Go through the listing and copy each line with the string "diffuse".

--

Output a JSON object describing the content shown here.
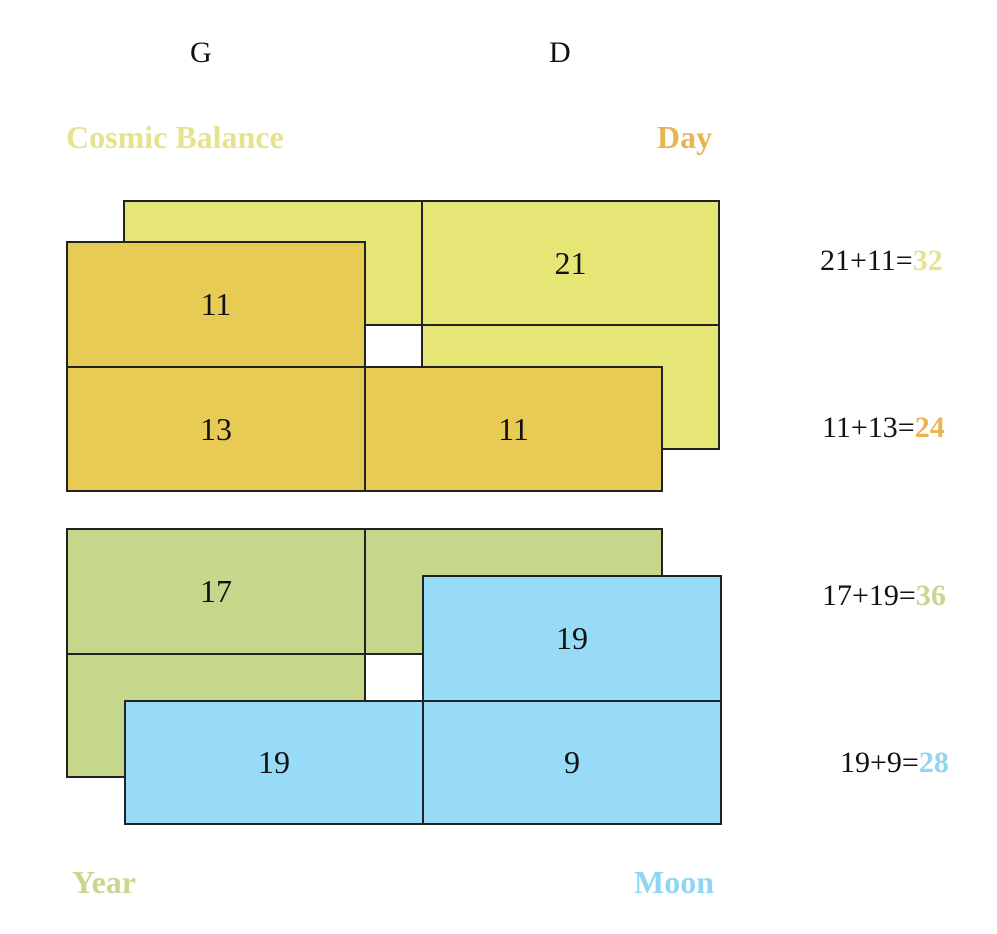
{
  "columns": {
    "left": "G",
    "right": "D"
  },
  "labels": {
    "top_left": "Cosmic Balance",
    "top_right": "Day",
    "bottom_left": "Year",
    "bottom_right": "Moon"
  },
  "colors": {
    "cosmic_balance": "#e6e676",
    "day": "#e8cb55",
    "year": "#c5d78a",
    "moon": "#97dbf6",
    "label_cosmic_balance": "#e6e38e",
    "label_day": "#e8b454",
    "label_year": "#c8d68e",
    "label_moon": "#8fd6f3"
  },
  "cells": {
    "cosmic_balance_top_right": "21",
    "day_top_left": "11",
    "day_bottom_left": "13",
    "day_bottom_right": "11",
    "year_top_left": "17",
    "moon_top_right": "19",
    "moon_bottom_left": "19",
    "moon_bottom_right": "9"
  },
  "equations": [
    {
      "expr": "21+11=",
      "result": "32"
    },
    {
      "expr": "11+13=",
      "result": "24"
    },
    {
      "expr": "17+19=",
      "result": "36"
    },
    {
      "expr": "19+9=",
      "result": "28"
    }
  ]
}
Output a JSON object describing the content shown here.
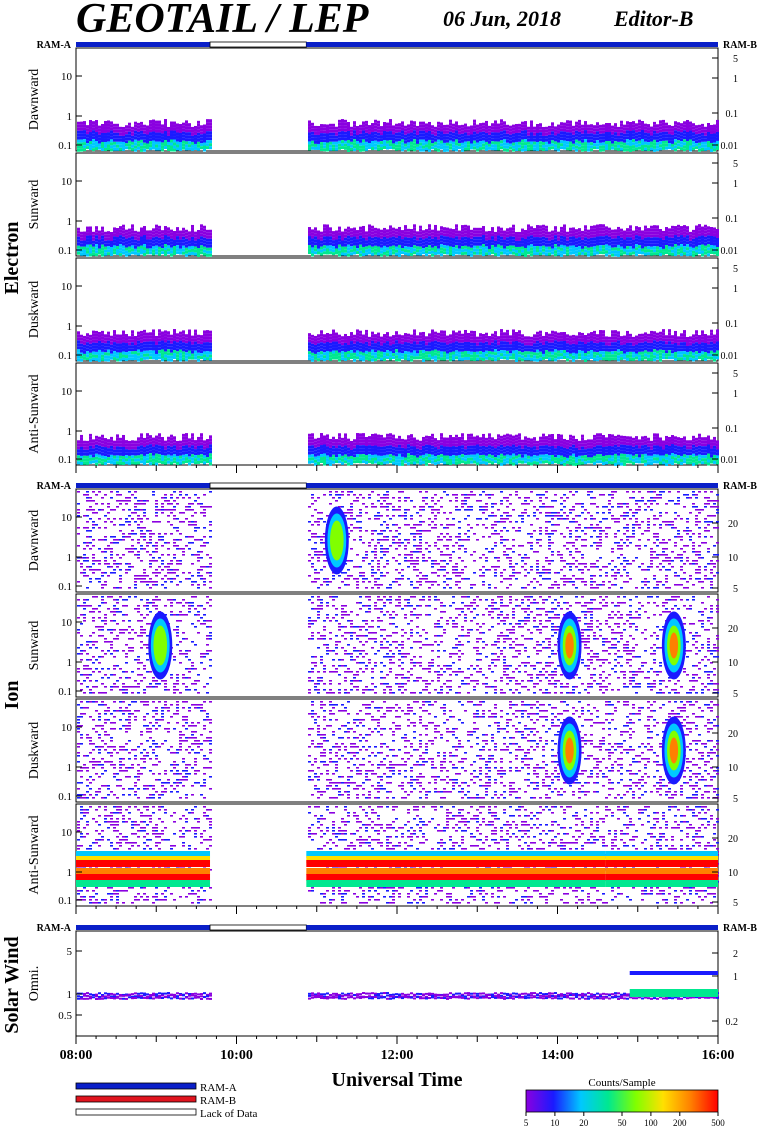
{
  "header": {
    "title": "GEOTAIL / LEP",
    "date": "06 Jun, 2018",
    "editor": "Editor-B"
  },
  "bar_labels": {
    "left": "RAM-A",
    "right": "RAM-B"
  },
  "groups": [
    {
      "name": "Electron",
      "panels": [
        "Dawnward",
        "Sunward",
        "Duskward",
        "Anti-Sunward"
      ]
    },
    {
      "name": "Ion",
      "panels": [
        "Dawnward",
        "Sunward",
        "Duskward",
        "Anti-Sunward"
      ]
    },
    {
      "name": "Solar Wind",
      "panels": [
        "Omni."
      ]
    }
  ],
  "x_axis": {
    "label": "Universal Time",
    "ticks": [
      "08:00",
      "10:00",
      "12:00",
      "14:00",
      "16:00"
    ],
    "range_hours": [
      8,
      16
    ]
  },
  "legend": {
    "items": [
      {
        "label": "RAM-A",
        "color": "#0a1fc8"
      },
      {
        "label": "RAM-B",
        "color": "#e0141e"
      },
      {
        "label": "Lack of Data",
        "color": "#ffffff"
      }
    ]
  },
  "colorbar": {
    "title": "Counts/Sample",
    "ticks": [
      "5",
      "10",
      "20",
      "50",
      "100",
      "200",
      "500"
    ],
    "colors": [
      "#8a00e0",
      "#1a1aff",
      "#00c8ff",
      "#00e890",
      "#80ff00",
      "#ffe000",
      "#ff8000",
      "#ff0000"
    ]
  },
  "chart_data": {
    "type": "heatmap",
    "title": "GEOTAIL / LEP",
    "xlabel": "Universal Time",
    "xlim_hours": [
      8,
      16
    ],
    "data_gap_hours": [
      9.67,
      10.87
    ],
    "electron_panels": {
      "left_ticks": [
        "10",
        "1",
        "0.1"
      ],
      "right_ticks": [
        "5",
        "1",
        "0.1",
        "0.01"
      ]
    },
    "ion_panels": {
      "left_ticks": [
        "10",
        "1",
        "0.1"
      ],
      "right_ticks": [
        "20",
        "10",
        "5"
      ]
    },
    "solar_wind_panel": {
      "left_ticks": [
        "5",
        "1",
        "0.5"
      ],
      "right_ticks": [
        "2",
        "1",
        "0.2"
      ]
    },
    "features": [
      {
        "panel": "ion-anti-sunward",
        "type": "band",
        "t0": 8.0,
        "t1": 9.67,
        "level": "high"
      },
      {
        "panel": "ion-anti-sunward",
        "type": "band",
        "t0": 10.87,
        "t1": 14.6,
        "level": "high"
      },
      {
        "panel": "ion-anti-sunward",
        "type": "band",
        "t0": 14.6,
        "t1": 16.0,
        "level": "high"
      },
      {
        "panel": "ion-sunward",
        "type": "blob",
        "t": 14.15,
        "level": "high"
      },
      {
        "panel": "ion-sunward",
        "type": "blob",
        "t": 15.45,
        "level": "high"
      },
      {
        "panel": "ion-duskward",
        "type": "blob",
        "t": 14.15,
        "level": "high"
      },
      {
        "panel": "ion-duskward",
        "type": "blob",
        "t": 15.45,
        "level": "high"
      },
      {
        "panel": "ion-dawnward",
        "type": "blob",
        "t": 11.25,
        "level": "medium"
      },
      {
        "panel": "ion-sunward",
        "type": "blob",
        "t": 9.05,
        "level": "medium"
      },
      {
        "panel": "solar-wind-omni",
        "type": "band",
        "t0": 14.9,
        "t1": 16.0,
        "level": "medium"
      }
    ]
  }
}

--

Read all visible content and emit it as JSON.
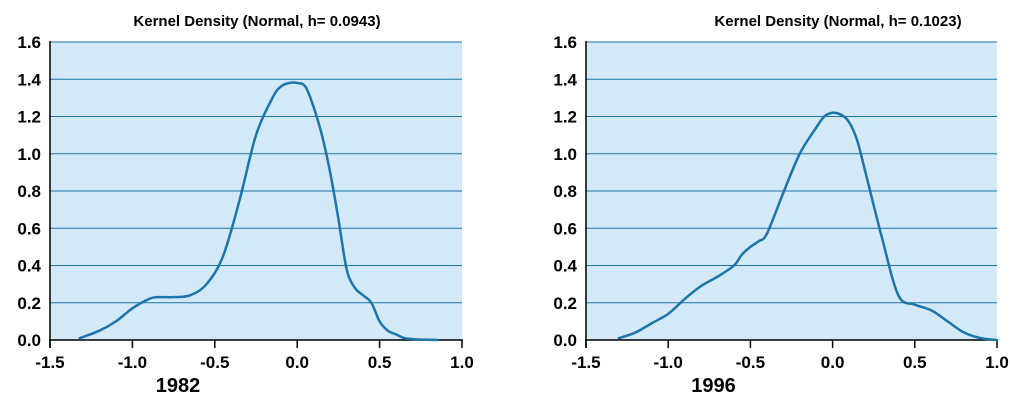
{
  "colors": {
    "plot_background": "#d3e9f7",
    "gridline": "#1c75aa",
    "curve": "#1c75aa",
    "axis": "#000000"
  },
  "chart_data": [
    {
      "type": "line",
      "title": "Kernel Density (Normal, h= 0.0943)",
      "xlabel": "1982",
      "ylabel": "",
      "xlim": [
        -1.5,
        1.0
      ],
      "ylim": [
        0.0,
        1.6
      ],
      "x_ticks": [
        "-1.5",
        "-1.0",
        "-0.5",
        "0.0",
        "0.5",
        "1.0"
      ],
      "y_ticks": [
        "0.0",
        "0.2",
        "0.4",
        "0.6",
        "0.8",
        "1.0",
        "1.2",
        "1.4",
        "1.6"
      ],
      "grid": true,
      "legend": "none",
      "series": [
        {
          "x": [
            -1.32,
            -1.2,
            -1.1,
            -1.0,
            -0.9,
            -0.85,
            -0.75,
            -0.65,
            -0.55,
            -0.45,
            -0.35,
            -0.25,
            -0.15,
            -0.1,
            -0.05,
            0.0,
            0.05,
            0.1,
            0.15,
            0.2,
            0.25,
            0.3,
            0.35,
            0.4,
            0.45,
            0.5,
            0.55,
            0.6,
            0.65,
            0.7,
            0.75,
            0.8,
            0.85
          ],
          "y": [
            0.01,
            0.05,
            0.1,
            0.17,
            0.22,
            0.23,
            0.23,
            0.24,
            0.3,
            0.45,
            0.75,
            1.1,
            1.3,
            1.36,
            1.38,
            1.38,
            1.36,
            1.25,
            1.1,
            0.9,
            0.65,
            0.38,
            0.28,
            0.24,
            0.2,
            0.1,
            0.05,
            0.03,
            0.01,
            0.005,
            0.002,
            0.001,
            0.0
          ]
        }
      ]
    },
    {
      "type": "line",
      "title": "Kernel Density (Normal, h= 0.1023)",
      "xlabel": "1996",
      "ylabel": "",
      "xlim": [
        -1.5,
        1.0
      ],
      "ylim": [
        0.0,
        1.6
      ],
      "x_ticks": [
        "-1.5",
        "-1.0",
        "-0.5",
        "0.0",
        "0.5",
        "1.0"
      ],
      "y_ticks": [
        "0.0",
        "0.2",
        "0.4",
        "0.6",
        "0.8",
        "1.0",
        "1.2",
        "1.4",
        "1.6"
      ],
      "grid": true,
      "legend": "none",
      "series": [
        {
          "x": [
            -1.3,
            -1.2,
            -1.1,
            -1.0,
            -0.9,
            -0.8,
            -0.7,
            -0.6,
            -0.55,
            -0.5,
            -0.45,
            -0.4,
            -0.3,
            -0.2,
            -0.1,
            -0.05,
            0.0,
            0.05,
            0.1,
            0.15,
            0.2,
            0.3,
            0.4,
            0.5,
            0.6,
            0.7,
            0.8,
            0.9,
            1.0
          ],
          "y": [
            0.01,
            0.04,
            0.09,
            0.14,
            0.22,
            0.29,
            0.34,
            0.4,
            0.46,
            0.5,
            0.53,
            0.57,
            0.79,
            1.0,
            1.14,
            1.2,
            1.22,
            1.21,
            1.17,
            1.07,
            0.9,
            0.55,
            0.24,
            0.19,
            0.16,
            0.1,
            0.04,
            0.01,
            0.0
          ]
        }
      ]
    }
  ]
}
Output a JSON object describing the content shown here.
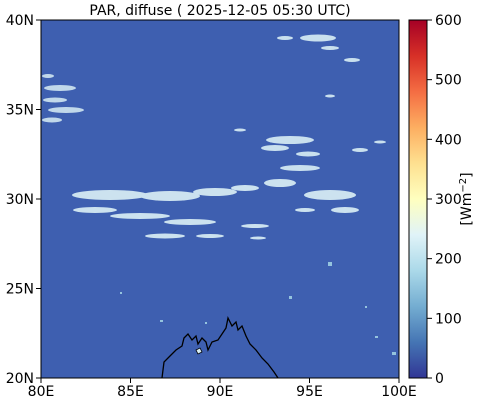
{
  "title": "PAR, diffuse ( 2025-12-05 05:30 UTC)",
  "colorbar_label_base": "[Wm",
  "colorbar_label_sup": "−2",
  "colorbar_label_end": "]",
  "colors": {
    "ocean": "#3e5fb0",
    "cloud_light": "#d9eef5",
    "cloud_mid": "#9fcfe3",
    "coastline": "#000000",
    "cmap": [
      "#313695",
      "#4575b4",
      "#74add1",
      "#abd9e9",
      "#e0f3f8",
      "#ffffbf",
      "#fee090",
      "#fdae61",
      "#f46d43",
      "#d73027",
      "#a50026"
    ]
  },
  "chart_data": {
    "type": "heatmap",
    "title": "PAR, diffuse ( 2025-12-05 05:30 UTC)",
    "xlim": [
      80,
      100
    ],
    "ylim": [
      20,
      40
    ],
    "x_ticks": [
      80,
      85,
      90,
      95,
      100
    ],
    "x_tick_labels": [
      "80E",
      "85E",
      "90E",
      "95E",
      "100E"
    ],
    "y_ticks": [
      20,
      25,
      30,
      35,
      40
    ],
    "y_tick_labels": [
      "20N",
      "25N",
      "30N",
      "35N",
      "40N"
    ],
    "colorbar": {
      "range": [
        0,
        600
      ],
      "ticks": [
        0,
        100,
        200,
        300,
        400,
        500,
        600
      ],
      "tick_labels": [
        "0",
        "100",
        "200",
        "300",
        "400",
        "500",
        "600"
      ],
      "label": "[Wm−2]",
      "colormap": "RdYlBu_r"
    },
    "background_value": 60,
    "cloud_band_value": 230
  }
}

--

_RESPONSE TO THE EXERCISE_
  "title": "PAR, diffuse ( 2025-12-05 05:30 UTC)",
    "title": "PAR, diffuse ( 2025-12-05 05:30 UTC)",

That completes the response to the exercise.